■ REQUIREMENTS ■
In the listing below, switch every "data-label" to "bar-label" and reproduce all other lines unchanged.

═══ DATA FOR THIS TASK

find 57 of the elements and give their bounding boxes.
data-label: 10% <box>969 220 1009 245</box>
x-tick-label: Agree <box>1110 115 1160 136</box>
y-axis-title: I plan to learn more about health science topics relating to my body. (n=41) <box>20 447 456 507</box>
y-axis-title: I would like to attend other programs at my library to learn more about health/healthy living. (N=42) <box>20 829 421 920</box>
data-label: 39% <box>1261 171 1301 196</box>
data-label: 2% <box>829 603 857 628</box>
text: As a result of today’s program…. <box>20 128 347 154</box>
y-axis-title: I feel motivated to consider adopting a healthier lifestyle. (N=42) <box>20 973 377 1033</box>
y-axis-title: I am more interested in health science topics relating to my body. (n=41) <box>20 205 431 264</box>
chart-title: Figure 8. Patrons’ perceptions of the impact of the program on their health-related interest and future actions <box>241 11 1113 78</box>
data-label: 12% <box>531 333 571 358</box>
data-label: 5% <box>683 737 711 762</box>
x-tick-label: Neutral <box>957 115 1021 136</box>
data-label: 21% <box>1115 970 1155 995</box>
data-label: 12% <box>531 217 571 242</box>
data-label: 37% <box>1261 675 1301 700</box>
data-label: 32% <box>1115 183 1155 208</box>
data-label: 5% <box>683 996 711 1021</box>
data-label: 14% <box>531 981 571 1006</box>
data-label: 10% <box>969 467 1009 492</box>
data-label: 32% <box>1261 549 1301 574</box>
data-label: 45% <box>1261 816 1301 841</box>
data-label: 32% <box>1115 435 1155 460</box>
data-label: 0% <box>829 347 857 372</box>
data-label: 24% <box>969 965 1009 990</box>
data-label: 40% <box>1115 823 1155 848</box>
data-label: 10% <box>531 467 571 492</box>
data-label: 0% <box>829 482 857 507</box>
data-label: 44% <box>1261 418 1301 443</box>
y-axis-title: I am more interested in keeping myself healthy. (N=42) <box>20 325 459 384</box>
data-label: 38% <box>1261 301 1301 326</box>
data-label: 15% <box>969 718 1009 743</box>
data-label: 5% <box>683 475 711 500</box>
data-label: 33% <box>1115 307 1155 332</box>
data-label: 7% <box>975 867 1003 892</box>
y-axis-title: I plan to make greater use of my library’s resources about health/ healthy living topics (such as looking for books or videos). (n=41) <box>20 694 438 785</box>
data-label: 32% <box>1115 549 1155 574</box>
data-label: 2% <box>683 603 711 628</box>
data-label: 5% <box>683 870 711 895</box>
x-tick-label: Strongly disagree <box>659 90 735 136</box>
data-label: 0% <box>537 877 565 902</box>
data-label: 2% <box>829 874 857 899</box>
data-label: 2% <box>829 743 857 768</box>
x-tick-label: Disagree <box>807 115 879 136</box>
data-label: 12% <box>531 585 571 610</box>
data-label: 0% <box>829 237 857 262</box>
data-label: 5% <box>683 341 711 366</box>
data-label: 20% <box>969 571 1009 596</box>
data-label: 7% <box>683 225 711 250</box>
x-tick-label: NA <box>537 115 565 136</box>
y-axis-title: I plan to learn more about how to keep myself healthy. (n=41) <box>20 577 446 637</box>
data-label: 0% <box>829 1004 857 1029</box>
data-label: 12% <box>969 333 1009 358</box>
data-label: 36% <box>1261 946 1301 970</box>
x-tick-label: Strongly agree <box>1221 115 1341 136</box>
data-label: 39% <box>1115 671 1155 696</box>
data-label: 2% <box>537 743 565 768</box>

══════

■ THE RESULT ■
find 57 of the elements and give their bounding boxes.
bar-label: 10% <box>969 220 1009 245</box>
x-tick-label: Agree <box>1110 115 1160 136</box>
y-axis-title: I plan to learn more about health science topics relating to my body. (n=41) <box>20 447 456 507</box>
y-axis-title: I would like to attend other programs at my library to learn more about health/healthy living. (N=42) <box>20 829 421 920</box>
bar-label: 39% <box>1261 171 1301 196</box>
bar-label: 2% <box>829 603 857 628</box>
text: As a result of today’s program…. <box>20 128 347 154</box>
y-axis-title: I feel motivated to consider adopting a healthier lifestyle. (N=42) <box>20 973 377 1033</box>
y-axis-title: I am more interested in health science topics relating to my body. (n=41) <box>20 205 431 264</box>
chart-title: Figure 8. Patrons’ perceptions of the impact of the program on their health-related interest and future actions <box>241 11 1113 78</box>
bar-label: 12% <box>531 333 571 358</box>
bar-label: 5% <box>683 737 711 762</box>
x-tick-label: Neutral <box>957 115 1021 136</box>
bar-label: 21% <box>1115 970 1155 995</box>
bar-label: 12% <box>531 217 571 242</box>
bar-label: 37% <box>1261 675 1301 700</box>
bar-label: 32% <box>1115 183 1155 208</box>
bar-label: 5% <box>683 996 711 1021</box>
bar-label: 14% <box>531 981 571 1006</box>
bar-label: 10% <box>969 467 1009 492</box>
bar-label: 32% <box>1261 549 1301 574</box>
bar-label: 45% <box>1261 816 1301 841</box>
bar-label: 32% <box>1115 435 1155 460</box>
bar-label: 0% <box>829 347 857 372</box>
bar-label: 24% <box>969 965 1009 990</box>
bar-label: 40% <box>1115 823 1155 848</box>
bar-label: 10% <box>531 467 571 492</box>
bar-label: 0% <box>829 482 857 507</box>
bar-label: 44% <box>1261 418 1301 443</box>
y-axis-title: I am more interested in keeping myself healthy. (N=42) <box>20 325 459 384</box>
bar-label: 38% <box>1261 301 1301 326</box>
bar-label: 15% <box>969 718 1009 743</box>
bar-label: 5% <box>683 475 711 500</box>
bar-label: 33% <box>1115 307 1155 332</box>
bar-label: 7% <box>975 867 1003 892</box>
y-axis-title: I plan to make greater use of my library’s resources about health/ healthy living topics (such as looking for books or videos). (n=41) <box>20 694 438 785</box>
bar-label: 32% <box>1115 549 1155 574</box>
bar-label: 2% <box>683 603 711 628</box>
bar-label: 5% <box>683 870 711 895</box>
x-tick-label: Strongly disagree <box>659 90 735 136</box>
bar-label: 0% <box>537 877 565 902</box>
bar-label: 2% <box>829 874 857 899</box>
bar-label: 2% <box>829 743 857 768</box>
x-tick-label: Disagree <box>807 115 879 136</box>
bar-label: 12% <box>531 585 571 610</box>
bar-label: 0% <box>829 237 857 262</box>
bar-label: 5% <box>683 341 711 366</box>
bar-label: 20% <box>969 571 1009 596</box>
bar-label: 7% <box>683 225 711 250</box>
x-tick-label: NA <box>537 115 565 136</box>
y-axis-title: I plan to learn more about how to keep myself healthy. (n=41) <box>20 577 446 637</box>
bar-label: 0% <box>829 1004 857 1029</box>
bar-label: 12% <box>969 333 1009 358</box>
bar-label: 36% <box>1261 946 1301 970</box>
x-tick-label: Strongly agree <box>1221 115 1341 136</box>
bar-label: 39% <box>1115 671 1155 696</box>
bar-label: 2% <box>537 743 565 768</box>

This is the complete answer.